(Collection entries)
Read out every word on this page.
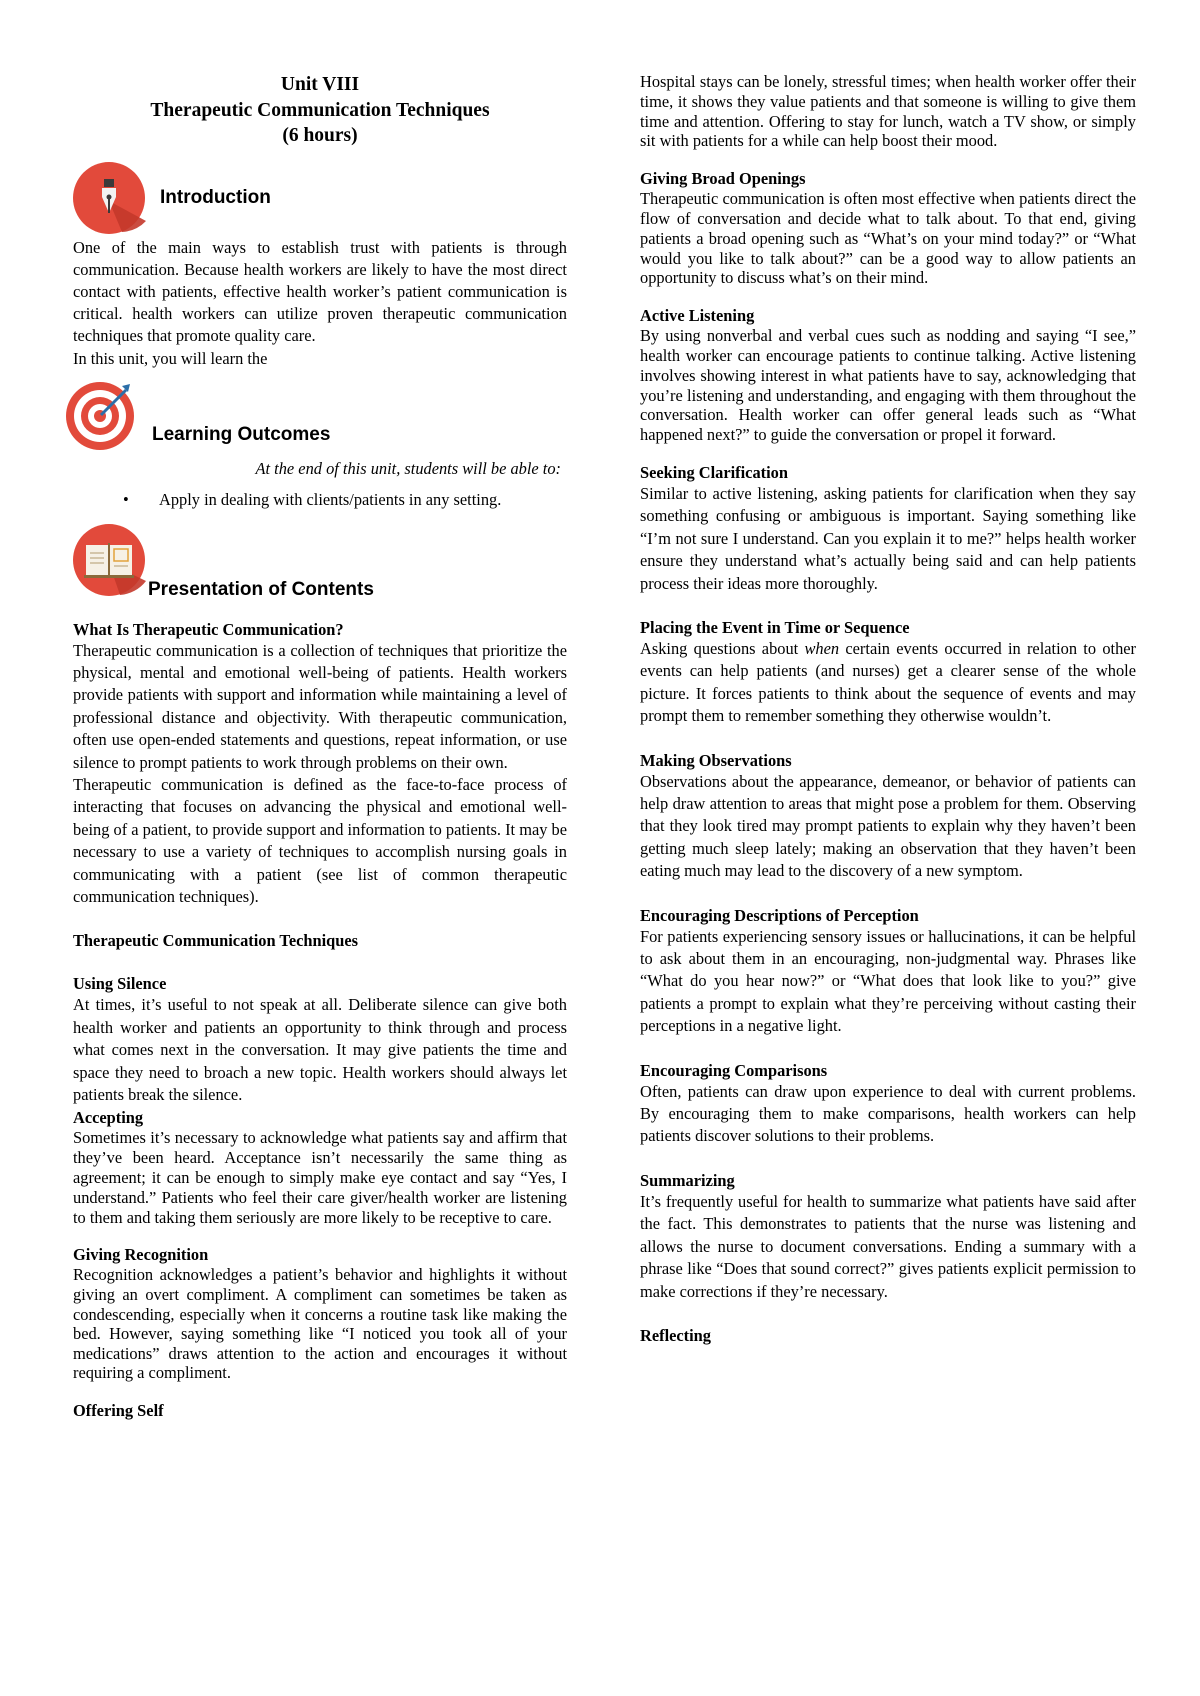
Unit VIII
Therapeutic Communication Techniques
(6 hours)
Introduction

One of the main ways to establish trust with patients is through communication. Because health workers are likely to have the most direct contact with patients, effective health worker’s patient communication is critical. health workers can utilize proven therapeutic communication techniques that promote quality care.

In this unit, you will learn the

Learning Outcomes

At the end of this unit, students will be able to:

•	Apply in dealing with clients/patients in any setting.
Presentation of Contents

What Is Therapeutic Communication?

Therapeutic communication is a collection of techniques that prioritize the physical, mental and emotional well-being of patients. Health workers provide patients with support and information while maintaining a level of professional distance and objectivity. With therapeutic communication, often use open-ended statements and questions, repeat information, or use silence to prompt patients to work through problems on their own.

Therapeutic communication is defined as the face-to-face process of interacting that focuses on advancing the physical and emotional well-being of a patient, to provide support and information to patients. It may be necessary to use a variety of techniques to accomplish nursing goals in communicating with a patient (see list of common therapeutic communication techniques).

Therapeutic Communication Techniques

Using Silence

At times, it’s useful to not speak at all. Deliberate silence can give both health worker and patients an opportunity to think through and process what comes next in the conversation. It may give patients the time and space they need to broach a new topic. Health workers should always let patients break the silence.

Accepting

Sometimes it’s necessary to acknowledge what patients say and affirm that they’ve been heard. Acceptance isn’t necessarily the same thing as agreement; it can be enough to simply make eye contact and say “Yes, I understand.” Patients who feel their care giver/health worker are listening to them and taking them seriously are more likely to be receptive to care.

Giving Recognition

Recognition acknowledges a patient’s behavior and highlights it without giving an overt compliment. A compliment can sometimes be taken as condescending, especially when it concerns a routine task like making the bed. However, saying something like “I noticed you took all of your medications” draws attention to the action and encourages it without requiring a compliment.

Offering Self

Hospital stays can be lonely, stressful times; when health worker offer their time, it shows they value patients and that someone is willing to give them time and attention. Offering to stay for lunch, watch a TV show, or simply sit with patients for a while can help boost their mood.

Giving Broad Openings

Therapeutic communication is often most effective when patients direct the flow of conversation and decide what to talk about. To that end, giving patients a broad opening such as “What’s on your mind today?” or “What would you like to talk about?” can be a good way to allow patients an opportunity to discuss what’s on their mind.

Active Listening

By using nonverbal and verbal cues such as nodding and saying “I see,” health worker can encourage patients to continue talking. Active listening involves showing interest in what patients have to say, acknowledging that you’re listening and understanding, and engaging with them throughout the conversation. Health worker can offer general leads such as “What happened next?” to guide the conversation or propel it forward.

Seeking Clarification

Similar to active listening, asking patients for clarification when they say something confusing or ambiguous is important. Saying something like “I’m not sure I understand. Can you explain it to me?” helps health worker ensure they understand what’s actually being said and can help patients process their ideas more thoroughly.

Placing the Event in Time or Sequence

Asking questions about when certain events occurred in relation to other events can help patients (and nurses) get a clearer sense of the whole picture. It forces patients to think about the sequence of events and may prompt them to remember something they otherwise wouldn’t.

Making Observations

Observations about the appearance, demeanor, or behavior of patients can help draw attention to areas that might pose a problem for them. Observing that they look tired may prompt patients to explain why they haven’t been getting much sleep lately; making an observation that they haven’t been eating much may lead to the discovery of a new symptom.

Encouraging Descriptions of Perception

For patients experiencing sensory issues or hallucinations, it can be helpful to ask about them in an encouraging, non-judgmental way. Phrases like “What do you hear now?” or “What does that look like to you?” give patients a prompt to explain what they’re perceiving without casting their perceptions in a negative light.

Encouraging Comparisons

Often, patients can draw upon experience to deal with current problems. By encouraging them to make comparisons, health workers can help patients discover solutions to their problems.

Summarizing

It’s frequently useful for health to summarize what patients have said after the fact. This demonstrates to patients that the nurse was listening and allows the nurse to document conversations. Ending a summary with a phrase like “Does that sound correct?” gives patients explicit permission to make corrections if they’re necessary.

Reflecting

* _INSTRUCTIONS FOR THE TASK_: Return the entries verbatim, pictures excluded.

* _SOLUTION TO THE PROBLEM_:
Read out every word on this page.
Unit VIII
Therapeutic Communication Techniques
(6 hours)
Introduction

One of the main ways to establish trust with patients is through communication. Because health workers are likely to have the most direct contact with patients, effective health worker’s patient communication is critical. health workers can utilize proven therapeutic communication techniques that promote quality care.

In this unit, you will learn the

Learning Outcomes

At the end of this unit, students will be able to:

•	Apply in dealing with clients/patients in any setting.
Presentation of Contents

What Is Therapeutic Communication?

Therapeutic communication is a collection of techniques that prioritize the physical, mental and emotional well-being of patients. Health workers provide patients with support and information while maintaining a level of professional distance and objectivity. With therapeutic communication, often use open-ended statements and questions, repeat information, or use silence to prompt patients to work through problems on their own.

Therapeutic communication is defined as the face-to-face process of interacting that focuses on advancing the physical and emotional well-being of a patient, to provide support and information to patients. It may be necessary to use a variety of techniques to accomplish nursing goals in communicating with a patient (see list of common therapeutic communication techniques).

Therapeutic Communication Techniques

Using Silence

At times, it’s useful to not speak at all. Deliberate silence can give both health worker and patients an opportunity to think through and process what comes next in the conversation. It may give patients the time and space they need to broach a new topic. Health workers should always let patients break the silence.

Accepting

Sometimes it’s necessary to acknowledge what patients say and affirm that they’ve been heard. Acceptance isn’t necessarily the same thing as agreement; it can be enough to simply make eye contact and say “Yes, I understand.” Patients who feel their care giver/health worker are listening to them and taking them seriously are more likely to be receptive to care.

Giving Recognition

Recognition acknowledges a patient’s behavior and highlights it without giving an overt compliment. A compliment can sometimes be taken as condescending, especially when it concerns a routine task like making the bed. However, saying something like “I noticed you took all of your medications” draws attention to the action and encourages it without requiring a compliment.

Offering Self

Hospital stays can be lonely, stressful times; when health worker offer their time, it shows they value patients and that someone is willing to give them time and attention. Offering to stay for lunch, watch a TV show, or simply sit with patients for a while can help boost their mood.

Giving Broad Openings

Therapeutic communication is often most effective when patients direct the flow of conversation and decide what to talk about. To that end, giving patients a broad opening such as “What’s on your mind today?” or “What would you like to talk about?” can be a good way to allow patients an opportunity to discuss what’s on their mind.

Active Listening

By using nonverbal and verbal cues such as nodding and saying “I see,” health worker can encourage patients to continue talking. Active listening involves showing interest in what patients have to say, acknowledging that you’re listening and understanding, and engaging with them throughout the conversation. Health worker can offer general leads such as “What happened next?” to guide the conversation or propel it forward.

Seeking Clarification

Similar to active listening, asking patients for clarification when they say something confusing or ambiguous is important. Saying something like “I’m not sure I understand. Can you explain it to me?” helps health worker ensure they understand what’s actually being said and can help patients process their ideas more thoroughly.

Placing the Event in Time or Sequence

Asking questions about when certain events occurred in relation to other events can help patients (and nurses) get a clearer sense of the whole picture. It forces patients to think about the sequence of events and may prompt them to remember something they otherwise wouldn’t.

Making Observations

Observations about the appearance, demeanor, or behavior of patients can help draw attention to areas that might pose a problem for them. Observing that they look tired may prompt patients to explain why they haven’t been getting much sleep lately; making an observation that they haven’t been eating much may lead to the discovery of a new symptom.

Encouraging Descriptions of Perception

For patients experiencing sensory issues or hallucinations, it can be helpful to ask about them in an encouraging, non-judgmental way. Phrases like “What do you hear now?” or “What does that look like to you?” give patients a prompt to explain what they’re perceiving without casting their perceptions in a negative light.

Encouraging Comparisons

Often, patients can draw upon experience to deal with current problems. By encouraging them to make comparisons, health workers can help patients discover solutions to their problems.

Summarizing

It’s frequently useful for health to summarize what patients have said after the fact. This demonstrates to patients that the nurse was listening and allows the nurse to document conversations. Ending a summary with a phrase like “Does that sound correct?” gives patients explicit permission to make corrections if they’re necessary.

Reflecting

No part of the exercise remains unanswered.